### GOAL
Reproduce all of the data exactly, with no line skipped.

(Data extracted from a collection)
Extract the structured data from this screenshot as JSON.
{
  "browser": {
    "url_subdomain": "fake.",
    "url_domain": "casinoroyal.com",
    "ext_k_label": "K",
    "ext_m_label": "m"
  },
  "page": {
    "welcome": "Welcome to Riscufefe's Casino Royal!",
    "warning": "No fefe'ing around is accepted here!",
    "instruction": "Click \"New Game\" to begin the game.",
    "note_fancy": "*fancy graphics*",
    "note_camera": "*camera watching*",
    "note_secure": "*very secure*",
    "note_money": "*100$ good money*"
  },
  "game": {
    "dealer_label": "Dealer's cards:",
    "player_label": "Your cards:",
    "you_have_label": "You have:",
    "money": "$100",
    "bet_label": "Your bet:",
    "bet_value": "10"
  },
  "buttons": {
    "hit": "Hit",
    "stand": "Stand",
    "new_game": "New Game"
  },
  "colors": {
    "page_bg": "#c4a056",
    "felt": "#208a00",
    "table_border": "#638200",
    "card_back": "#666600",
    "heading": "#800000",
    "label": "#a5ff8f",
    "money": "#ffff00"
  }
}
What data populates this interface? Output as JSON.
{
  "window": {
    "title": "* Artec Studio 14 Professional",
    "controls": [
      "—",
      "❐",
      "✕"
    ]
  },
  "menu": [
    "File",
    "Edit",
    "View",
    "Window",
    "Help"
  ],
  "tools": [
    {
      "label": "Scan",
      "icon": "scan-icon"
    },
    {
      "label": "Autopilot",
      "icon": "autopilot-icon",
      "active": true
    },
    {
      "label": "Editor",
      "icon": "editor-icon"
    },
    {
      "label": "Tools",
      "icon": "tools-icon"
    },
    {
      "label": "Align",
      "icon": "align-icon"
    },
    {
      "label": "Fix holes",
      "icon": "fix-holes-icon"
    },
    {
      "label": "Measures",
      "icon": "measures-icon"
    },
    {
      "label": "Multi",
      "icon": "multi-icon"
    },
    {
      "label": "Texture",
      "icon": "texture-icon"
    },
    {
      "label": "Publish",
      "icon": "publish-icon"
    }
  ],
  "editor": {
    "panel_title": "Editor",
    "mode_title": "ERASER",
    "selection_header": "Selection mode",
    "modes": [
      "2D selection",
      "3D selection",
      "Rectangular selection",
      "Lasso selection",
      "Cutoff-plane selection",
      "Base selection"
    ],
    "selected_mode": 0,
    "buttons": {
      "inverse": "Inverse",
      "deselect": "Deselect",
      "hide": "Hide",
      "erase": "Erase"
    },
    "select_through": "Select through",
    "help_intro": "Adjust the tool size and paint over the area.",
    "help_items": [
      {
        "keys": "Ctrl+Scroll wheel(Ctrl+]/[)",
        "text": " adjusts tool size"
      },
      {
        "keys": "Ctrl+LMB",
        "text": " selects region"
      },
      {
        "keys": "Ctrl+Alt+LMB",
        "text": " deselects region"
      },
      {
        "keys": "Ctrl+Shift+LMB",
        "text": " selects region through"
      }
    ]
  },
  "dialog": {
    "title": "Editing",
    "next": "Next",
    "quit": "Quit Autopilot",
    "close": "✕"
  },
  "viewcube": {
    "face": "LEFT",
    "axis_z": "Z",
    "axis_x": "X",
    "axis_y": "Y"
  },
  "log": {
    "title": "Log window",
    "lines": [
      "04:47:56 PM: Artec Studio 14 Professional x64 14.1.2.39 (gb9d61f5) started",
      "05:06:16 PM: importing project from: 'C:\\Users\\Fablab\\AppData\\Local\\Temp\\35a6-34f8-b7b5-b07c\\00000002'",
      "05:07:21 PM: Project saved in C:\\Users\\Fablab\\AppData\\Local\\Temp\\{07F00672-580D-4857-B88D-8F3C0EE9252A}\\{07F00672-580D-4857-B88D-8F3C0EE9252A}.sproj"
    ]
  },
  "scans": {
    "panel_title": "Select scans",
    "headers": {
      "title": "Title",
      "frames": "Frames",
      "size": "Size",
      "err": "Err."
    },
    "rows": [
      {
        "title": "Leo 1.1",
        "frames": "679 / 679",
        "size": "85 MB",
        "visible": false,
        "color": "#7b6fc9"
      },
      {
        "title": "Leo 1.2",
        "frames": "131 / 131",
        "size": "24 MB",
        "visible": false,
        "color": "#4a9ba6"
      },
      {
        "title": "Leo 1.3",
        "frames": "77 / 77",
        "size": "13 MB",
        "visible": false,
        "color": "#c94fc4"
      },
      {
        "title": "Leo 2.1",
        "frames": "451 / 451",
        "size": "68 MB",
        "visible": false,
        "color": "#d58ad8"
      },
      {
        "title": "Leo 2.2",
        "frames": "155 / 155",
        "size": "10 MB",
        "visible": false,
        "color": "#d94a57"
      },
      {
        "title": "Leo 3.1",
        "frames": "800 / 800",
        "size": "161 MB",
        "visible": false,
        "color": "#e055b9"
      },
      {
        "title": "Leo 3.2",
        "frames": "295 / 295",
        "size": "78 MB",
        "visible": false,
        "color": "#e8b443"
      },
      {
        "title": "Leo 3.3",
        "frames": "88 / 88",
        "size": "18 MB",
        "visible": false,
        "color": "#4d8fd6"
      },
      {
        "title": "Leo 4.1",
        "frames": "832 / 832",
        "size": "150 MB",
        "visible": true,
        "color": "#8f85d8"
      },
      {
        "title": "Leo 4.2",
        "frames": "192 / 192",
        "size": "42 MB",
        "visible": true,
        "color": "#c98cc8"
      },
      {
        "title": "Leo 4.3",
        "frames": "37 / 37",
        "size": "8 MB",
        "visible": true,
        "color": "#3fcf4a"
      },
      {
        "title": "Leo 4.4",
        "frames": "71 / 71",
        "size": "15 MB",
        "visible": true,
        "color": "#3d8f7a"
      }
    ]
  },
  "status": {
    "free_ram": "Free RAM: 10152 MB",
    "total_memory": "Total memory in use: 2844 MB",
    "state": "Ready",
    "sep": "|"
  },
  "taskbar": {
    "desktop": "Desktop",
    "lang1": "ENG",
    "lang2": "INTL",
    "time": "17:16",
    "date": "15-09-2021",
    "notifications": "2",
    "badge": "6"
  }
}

### CORRECT RESPONSE
Extract the structured data from this screenshot as JSON.
{
  "browser": {
    "url_subdomain": "fake.",
    "url_domain": "casinoroyal.com",
    "ext_k_label": "K",
    "ext_m_label": "m"
  },
  "page": {
    "welcome": "Welcome to Riscufefe's Casino Royal!",
    "warning": "No fefe'ing around is accepted here!",
    "instruction": "Click \"New Game\" to begin the game.",
    "note_fancy": "*fancy graphics*",
    "note_camera": "*camera watching*",
    "note_secure": "*very secure*",
    "note_money": "*100$ good money*"
  },
  "game": {
    "dealer_label": "Dealer's cards:",
    "player_label": "Your cards:",
    "you_have_label": "You have:",
    "money": "$100",
    "bet_label": "Your bet:",
    "bet_value": "10"
  },
  "buttons": {
    "hit": "Hit",
    "stand": "Stand",
    "new_game": "New Game"
  },
  "colors": {
    "page_bg": "#c4a056",
    "felt": "#208a00",
    "table_border": "#638200",
    "card_back": "#666600",
    "heading": "#800000",
    "label": "#a5ff8f",
    "money": "#ffff00"
  }
}
What data populates this interface? Output as JSON.
{
  "window": {
    "title": "* Artec Studio 14 Professional",
    "controls": [
      "—",
      "❐",
      "✕"
    ]
  },
  "menu": [
    "File",
    "Edit",
    "View",
    "Window",
    "Help"
  ],
  "tools": [
    {
      "label": "Scan",
      "icon": "scan-icon"
    },
    {
      "label": "Autopilot",
      "icon": "autopilot-icon",
      "active": true
    },
    {
      "label": "Editor",
      "icon": "editor-icon"
    },
    {
      "label": "Tools",
      "icon": "tools-icon"
    },
    {
      "label": "Align",
      "icon": "align-icon"
    },
    {
      "label": "Fix holes",
      "icon": "fix-holes-icon"
    },
    {
      "label": "Measures",
      "icon": "measures-icon"
    },
    {
      "label": "Multi",
      "icon": "multi-icon"
    },
    {
      "label": "Texture",
      "icon": "texture-icon"
    },
    {
      "label": "Publish",
      "icon": "publish-icon"
    }
  ],
  "editor": {
    "panel_title": "Editor",
    "mode_title": "ERASER",
    "selection_header": "Selection mode",
    "modes": [
      "2D selection",
      "3D selection",
      "Rectangular selection",
      "Lasso selection",
      "Cutoff-plane selection",
      "Base selection"
    ],
    "selected_mode": 0,
    "buttons": {
      "inverse": "Inverse",
      "deselect": "Deselect",
      "hide": "Hide",
      "erase": "Erase"
    },
    "select_through": "Select through",
    "help_intro": "Adjust the tool size and paint over the area.",
    "help_items": [
      {
        "keys": "Ctrl+Scroll wheel(Ctrl+]/[)",
        "text": " adjusts tool size"
      },
      {
        "keys": "Ctrl+LMB",
        "text": " selects region"
      },
      {
        "keys": "Ctrl+Alt+LMB",
        "text": " deselects region"
      },
      {
        "keys": "Ctrl+Shift+LMB",
        "text": " selects region through"
      }
    ]
  },
  "dialog": {
    "title": "Editing",
    "next": "Next",
    "quit": "Quit Autopilot",
    "close": "✕"
  },
  "viewcube": {
    "face": "LEFT",
    "axis_z": "Z",
    "axis_x": "X",
    "axis_y": "Y"
  },
  "log": {
    "title": "Log window",
    "lines": [
      "04:47:56 PM: Artec Studio 14 Professional x64 14.1.2.39 (gb9d61f5) started",
      "05:06:16 PM: importing project from: 'C:\\Users\\Fablab\\AppData\\Local\\Temp\\35a6-34f8-b7b5-b07c\\00000002'",
      "05:07:21 PM: Project saved in C:\\Users\\Fablab\\AppData\\Local\\Temp\\{07F00672-580D-4857-B88D-8F3C0EE9252A}\\{07F00672-580D-4857-B88D-8F3C0EE9252A}.sproj"
    ]
  },
  "scans": {
    "panel_title": "Select scans",
    "headers": {
      "title": "Title",
      "frames": "Frames",
      "size": "Size",
      "err": "Err."
    },
    "rows": [
      {
        "title": "Leo 1.1",
        "frames": "679 / 679",
        "size": "85 MB",
        "visible": false,
        "color": "#7b6fc9"
      },
      {
        "title": "Leo 1.2",
        "frames": "131 / 131",
        "size": "24 MB",
        "visible": false,
        "color": "#4a9ba6"
      },
      {
        "title": "Leo 1.3",
        "frames": "77 / 77",
        "size": "13 MB",
        "visible": false,
        "color": "#c94fc4"
      },
      {
        "title": "Leo 2.1",
        "frames": "451 / 451",
        "size": "68 MB",
        "visible": false,
        "color": "#d58ad8"
      },
      {
        "title": "Leo 2.2",
        "frames": "155 / 155",
        "size": "10 MB",
        "visible": false,
        "color": "#d94a57"
      },
      {
        "title": "Leo 3.1",
        "frames": "800 / 800",
        "size": "161 MB",
        "visible": false,
        "color": "#e055b9"
      },
      {
        "title": "Leo 3.2",
        "frames": "295 / 295",
        "size": "78 MB",
        "visible": false,
        "color": "#e8b443"
      },
      {
        "title": "Leo 3.3",
        "frames": "88 / 88",
        "size": "18 MB",
        "visible": false,
        "color": "#4d8fd6"
      },
      {
        "title": "Leo 4.1",
        "frames": "832 / 832",
        "size": "150 MB",
        "visible": true,
        "color": "#8f85d8"
      },
      {
        "title": "Leo 4.2",
        "frames": "192 / 192",
        "size": "42 MB",
        "visible": true,
        "color": "#c98cc8"
      },
      {
        "title": "Leo 4.3",
        "frames": "37 / 37",
        "size": "8 MB",
        "visible": true,
        "color": "#3fcf4a"
      },
      {
        "title": "Leo 4.4",
        "frames": "71 / 71",
        "size": "15 MB",
        "visible": true,
        "color": "#3d8f7a"
      }
    ]
  },
  "status": {
    "free_ram": "Free RAM: 10152 MB",
    "total_memory": "Total memory in use: 2844 MB",
    "state": "Ready",
    "sep": "|"
  },
  "taskbar": {
    "desktop": "Desktop",
    "lang1": "ENG",
    "lang2": "INTL",
    "time": "17:16",
    "date": "15-09-2021",
    "notifications": "2",
    "badge": "6"
  }
}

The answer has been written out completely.